> _What the exercise asks_
Each line in the entries below that holds the string "monitor" is to be listed.

> _Provided data_

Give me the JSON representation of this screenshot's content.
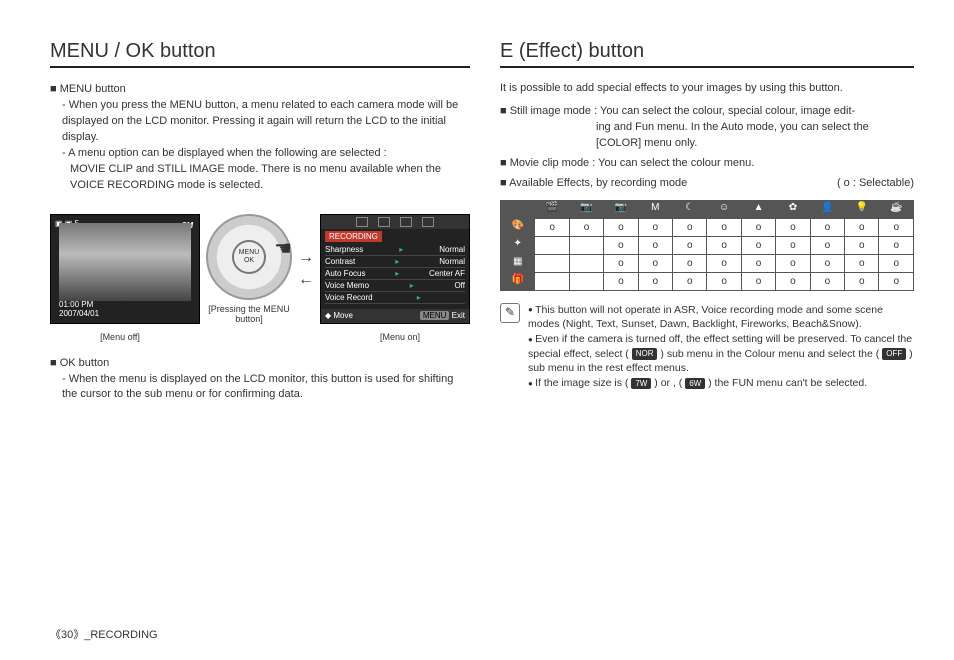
{
  "left": {
    "title": "MENU / OK button",
    "menu_heading": "MENU button",
    "menu_p1": "When you press the MENU button, a menu related to each camera mode will be displayed on the LCD monitor. Pressing it again will return the LCD to the initial display.",
    "menu_p2a": "A menu option can be displayed when the following are selected :",
    "menu_p2b": "MOVIE CLIP and STILL IMAGE mode. There is no menu available when the VOICE RECORDING mode is selected.",
    "fig": {
      "lcd1_corner": "▣ ▣ 5",
      "lcd1_r": "8M",
      "lcd1_time": "01:00 PM",
      "lcd1_date": "2007/04/01",
      "dial_center1": "MENU",
      "dial_center2": "OK",
      "press_caption": "[Pressing the MENU button]",
      "menu_title": "RECORDING",
      "rows": [
        {
          "l": "Sharpness",
          "r": "Normal"
        },
        {
          "l": "Contrast",
          "r": "Normal"
        },
        {
          "l": "Auto Focus",
          "r": "Center AF"
        },
        {
          "l": "Voice Memo",
          "r": "Off"
        },
        {
          "l": "Voice Record",
          "r": ""
        }
      ],
      "foot_move": "Move",
      "foot_menu": "MENU",
      "foot_exit": "Exit",
      "cap_off": "[Menu off]",
      "cap_on": "[Menu on]"
    },
    "ok_heading": "OK button",
    "ok_p": "When the menu is displayed on the LCD monitor, this button is used for shifting the cursor to the sub menu or for confirming data."
  },
  "right": {
    "title": "E (Effect) button",
    "intro": "It is possible to add special effects to your images by using this button.",
    "still_a": "Still image mode : You can select the colour, special colour, image edit-",
    "still_b": "ing and Fun menu. In the Auto mode, you can  select the [COLOR] menu only.",
    "movie": "Movie clip mode : You can select the colour menu.",
    "avail": "Available Effects, by recording mode",
    "legend": "( o : Selectable)",
    "col_icons": [
      "movie",
      "camera",
      "camera-p",
      "M",
      "night",
      "portrait",
      "mountain",
      "flower",
      "person",
      "bulb",
      "cup"
    ],
    "row_icons": [
      "palette",
      "sparkle",
      "image-adj",
      "gift"
    ],
    "grid": [
      [
        1,
        1,
        1,
        1,
        1,
        1,
        1,
        1,
        1,
        1,
        1
      ],
      [
        0,
        0,
        1,
        1,
        1,
        1,
        1,
        1,
        1,
        1,
        1
      ],
      [
        0,
        0,
        1,
        1,
        1,
        1,
        1,
        1,
        1,
        1,
        1
      ],
      [
        0,
        0,
        1,
        1,
        1,
        1,
        1,
        1,
        1,
        1,
        1
      ]
    ],
    "note1": "This button will not operate in ASR, Voice recording mode and some scene modes (Night, Text, Sunset, Dawn, Backlight, Fireworks, Beach&Snow).",
    "note2a": "Even if the camera is turned off, the effect setting will be preserved. To cancel the special effect, select (",
    "note2_tag1": "NOR",
    "note2b": ") sub menu in the Colour menu and select the (",
    "note2_tag2": "OFF",
    "note2c": ") sub menu in the rest effect menus.",
    "note3a": "If the image size is (",
    "note3_tag1": "7W",
    "note3b": ") or , (",
    "note3_tag2": "6W",
    "note3c": ") the FUN menu can't be selected."
  },
  "footer": {
    "page": "30",
    "section": "_RECORDING"
  }
}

> _Task solution_
    "menu_p1": "When you press the MENU button, a menu related to each camera mode will be displayed on the LCD monitor. Pressing it again will return the LCD to the initial display.",
    "ok_p": "When the menu is displayed on the LCD monitor, this button is used for shifting the cursor to the sub menu or for confirming data."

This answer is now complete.